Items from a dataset
================

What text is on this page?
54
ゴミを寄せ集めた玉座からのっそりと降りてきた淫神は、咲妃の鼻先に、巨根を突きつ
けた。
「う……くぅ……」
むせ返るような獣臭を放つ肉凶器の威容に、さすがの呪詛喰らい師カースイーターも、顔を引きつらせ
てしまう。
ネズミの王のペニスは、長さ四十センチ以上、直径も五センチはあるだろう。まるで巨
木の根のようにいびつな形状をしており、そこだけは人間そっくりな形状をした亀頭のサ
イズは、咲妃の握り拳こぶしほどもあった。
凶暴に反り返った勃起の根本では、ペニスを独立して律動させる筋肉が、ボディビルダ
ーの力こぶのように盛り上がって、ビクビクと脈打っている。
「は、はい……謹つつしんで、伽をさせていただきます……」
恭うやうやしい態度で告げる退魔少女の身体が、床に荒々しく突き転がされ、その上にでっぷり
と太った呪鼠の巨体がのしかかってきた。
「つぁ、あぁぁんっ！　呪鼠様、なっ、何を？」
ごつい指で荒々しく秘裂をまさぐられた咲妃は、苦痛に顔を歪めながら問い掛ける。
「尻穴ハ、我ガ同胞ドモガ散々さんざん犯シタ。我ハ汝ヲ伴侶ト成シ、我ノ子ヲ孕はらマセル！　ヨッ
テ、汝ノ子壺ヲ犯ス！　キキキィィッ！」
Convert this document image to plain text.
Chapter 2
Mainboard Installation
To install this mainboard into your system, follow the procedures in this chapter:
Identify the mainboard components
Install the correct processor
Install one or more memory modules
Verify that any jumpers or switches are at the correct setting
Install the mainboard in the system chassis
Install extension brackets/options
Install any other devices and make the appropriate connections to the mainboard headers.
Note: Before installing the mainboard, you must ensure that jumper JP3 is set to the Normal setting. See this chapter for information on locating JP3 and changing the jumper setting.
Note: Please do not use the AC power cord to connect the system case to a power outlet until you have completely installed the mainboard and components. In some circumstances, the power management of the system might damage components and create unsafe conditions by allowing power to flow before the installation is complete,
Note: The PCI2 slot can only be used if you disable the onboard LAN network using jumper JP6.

================

CHALLENGE
Scan the data above and copy every line with "text" in it.

TASK SOLUTION
What text is on this page?
Convert this document image to plain text.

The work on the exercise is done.